What the exercise asks
Write the data out again exactly, dropping any images it holds.

Data for processing

= = = = = = =

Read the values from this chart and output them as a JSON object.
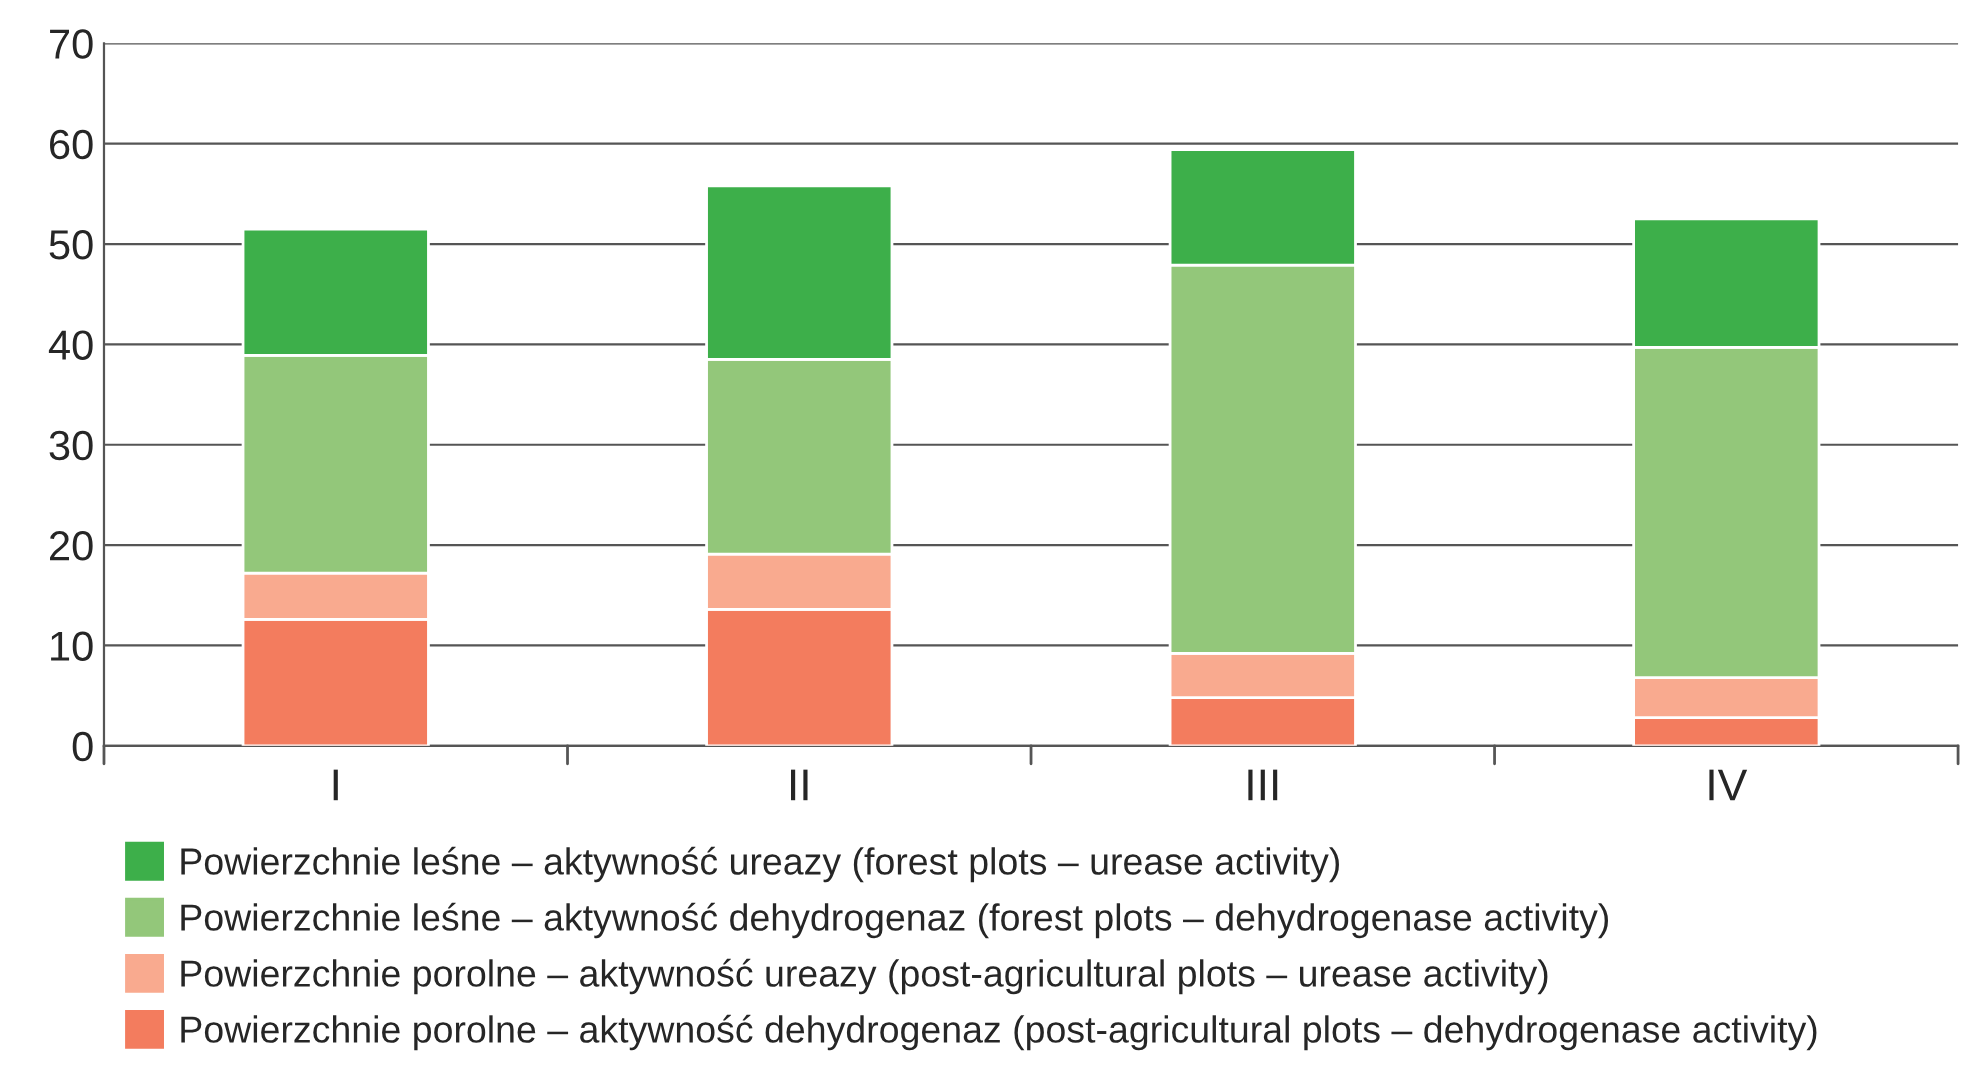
{
  "chart_data": {
    "type": "bar",
    "stacked": true,
    "categories": [
      "I",
      "II",
      "III",
      "IV"
    ],
    "series": [
      {
        "name": "Powierzchnie porolne – aktywność dehydrogenaz (post-agricultural plots – dehydrogenase activity)",
        "color": "#f37c5e",
        "values": [
          12.6,
          13.6,
          4.8,
          2.8
        ]
      },
      {
        "name": "Powierzchnie porolne – aktywność ureazy (post-agricultural plots – urease activity)",
        "color": "#f9aa8f",
        "values": [
          4.6,
          5.5,
          4.4,
          4.0
        ]
      },
      {
        "name": "Powierzchnie leśne – aktywność dehydrogenaz (forest plots – dehydrogenase activity)",
        "color": "#93c77a",
        "values": [
          21.7,
          19.4,
          38.7,
          32.9
        ]
      },
      {
        "name": "Powierzchnie leśne – aktywność ureazy (forest plots – urease activity)",
        "color": "#3daf4a",
        "values": [
          12.6,
          17.3,
          11.5,
          12.8
        ]
      }
    ],
    "ylim": [
      0,
      70
    ],
    "yticks": [
      0,
      10,
      20,
      30,
      40,
      50,
      60,
      70
    ],
    "grid": "y",
    "legend": "bottom"
  }
}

= = = = = = =

Task response
Read the values from this chart and output them as a JSON object.
{
  "chart_data": {
    "type": "bar",
    "stacked": true,
    "categories": [
      "I",
      "II",
      "III",
      "IV"
    ],
    "series": [
      {
        "name": "Powierzchnie porolne – aktywność dehydrogenaz (post-agricultural plots – dehydrogenase activity)",
        "color": "#f37c5e",
        "values": [
          12.6,
          13.6,
          4.8,
          2.8
        ]
      },
      {
        "name": "Powierzchnie porolne – aktywność ureazy (post-agricultural plots – urease activity)",
        "color": "#f9aa8f",
        "values": [
          4.6,
          5.5,
          4.4,
          4.0
        ]
      },
      {
        "name": "Powierzchnie leśne – aktywność dehydrogenaz (forest plots – dehydrogenase activity)",
        "color": "#93c77a",
        "values": [
          21.7,
          19.4,
          38.7,
          32.9
        ]
      },
      {
        "name": "Powierzchnie leśne – aktywność ureazy (forest plots – urease activity)",
        "color": "#3daf4a",
        "values": [
          12.6,
          17.3,
          11.5,
          12.8
        ]
      }
    ],
    "ylim": [
      0,
      70
    ],
    "yticks": [
      0,
      10,
      20,
      30,
      40,
      50,
      60,
      70
    ],
    "grid": "y",
    "legend": "bottom"
  }
}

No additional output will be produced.